> STORED DATA:

┌────────

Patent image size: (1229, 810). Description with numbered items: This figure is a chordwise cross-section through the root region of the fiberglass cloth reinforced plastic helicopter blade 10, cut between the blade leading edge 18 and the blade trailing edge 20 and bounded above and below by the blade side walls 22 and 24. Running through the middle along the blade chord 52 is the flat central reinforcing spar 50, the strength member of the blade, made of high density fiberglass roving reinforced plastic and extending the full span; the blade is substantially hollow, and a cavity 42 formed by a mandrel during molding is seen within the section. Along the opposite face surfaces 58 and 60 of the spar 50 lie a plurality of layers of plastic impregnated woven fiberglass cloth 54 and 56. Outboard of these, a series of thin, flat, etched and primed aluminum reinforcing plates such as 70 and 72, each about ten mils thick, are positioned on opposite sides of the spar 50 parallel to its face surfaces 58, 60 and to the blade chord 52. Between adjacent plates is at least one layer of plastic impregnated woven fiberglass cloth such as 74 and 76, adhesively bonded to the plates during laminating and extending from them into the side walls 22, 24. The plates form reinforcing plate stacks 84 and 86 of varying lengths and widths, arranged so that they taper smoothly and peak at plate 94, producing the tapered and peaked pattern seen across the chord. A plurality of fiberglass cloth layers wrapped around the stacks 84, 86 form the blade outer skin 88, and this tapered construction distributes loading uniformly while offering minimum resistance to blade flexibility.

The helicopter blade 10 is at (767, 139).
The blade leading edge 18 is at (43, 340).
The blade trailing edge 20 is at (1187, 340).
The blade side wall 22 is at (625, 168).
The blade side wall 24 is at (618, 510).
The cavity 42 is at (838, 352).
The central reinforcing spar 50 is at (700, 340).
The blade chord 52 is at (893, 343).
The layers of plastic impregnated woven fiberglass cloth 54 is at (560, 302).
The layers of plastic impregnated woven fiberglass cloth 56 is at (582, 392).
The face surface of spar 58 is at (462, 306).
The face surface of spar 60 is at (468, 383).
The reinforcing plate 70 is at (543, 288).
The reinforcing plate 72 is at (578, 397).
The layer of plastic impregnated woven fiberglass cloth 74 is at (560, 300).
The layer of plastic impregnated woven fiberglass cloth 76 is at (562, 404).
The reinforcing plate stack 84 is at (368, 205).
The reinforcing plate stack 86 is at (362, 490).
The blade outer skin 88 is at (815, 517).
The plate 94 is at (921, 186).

└────────

Rewrite every one of the records, putting "tip region" in place of "root region" and changing nothing else.

Patent image size: (1229, 810). Description with numbered items: This figure is a chordwise cross-section through the tip region of the fiberglass cloth reinforced plastic helicopter blade 10, cut between the blade leading edge 18 and the blade trailing edge 20 and bounded above and below by the blade side walls 22 and 24. Running through the middle along the blade chord 52 is the flat central reinforcing spar 50, the strength member of the blade, made of high density fiberglass roving reinforced plastic and extending the full span; the blade is substantially hollow, and a cavity 42 formed by a mandrel during molding is seen within the section. Along the opposite face surfaces 58 and 60 of the spar 50 lie a plurality of layers of plastic impregnated woven fiberglass cloth 54 and 56. Outboard of these, a series of thin, flat, etched and primed aluminum reinforcing plates such as 70 and 72, each about ten mils thick, are positioned on opposite sides of the spar 50 parallel to its face surfaces 58, 60 and to the blade chord 52. Between adjacent plates is at least one layer of plastic impregnated woven fiberglass cloth such as 74 and 76, adhesively bonded to the plates during laminating and extending from them into the side walls 22, 24. The plates form reinforcing plate stacks 84 and 86 of varying lengths and widths, arranged so that they taper smoothly and peak at plate 94, producing the tapered and peaked pattern seen across the chord. A plurality of fiberglass cloth layers wrapped around the stacks 84, 86 form the blade outer skin 88, and this tapered construction distributes loading uniformly while offering minimum resistance to blade flexibility.

The helicopter blade 10 is at (767, 139).
The blade leading edge 18 is at (43, 340).
The blade trailing edge 20 is at (1187, 340).
The blade side wall 22 is at (625, 168).
The blade side wall 24 is at (618, 510).
The cavity 42 is at (838, 352).
The central reinforcing spar 50 is at (700, 340).
The blade chord 52 is at (893, 343).
The layers of plastic impregnated woven fiberglass cloth 54 is at (560, 302).
The layers of plastic impregnated woven fiberglass cloth 56 is at (582, 392).
The face surface of spar 58 is at (462, 306).
The face surface of spar 60 is at (468, 383).
The reinforcing plate 70 is at (543, 288).
The reinforcing plate 72 is at (578, 397).
The layer of plastic impregnated woven fiberglass cloth 74 is at (560, 300).
The layer of plastic impregnated woven fiberglass cloth 76 is at (562, 404).
The reinforcing plate stack 84 is at (368, 205).
The reinforcing plate stack 86 is at (362, 490).
The blade outer skin 88 is at (815, 517).
The plate 94 is at (921, 186).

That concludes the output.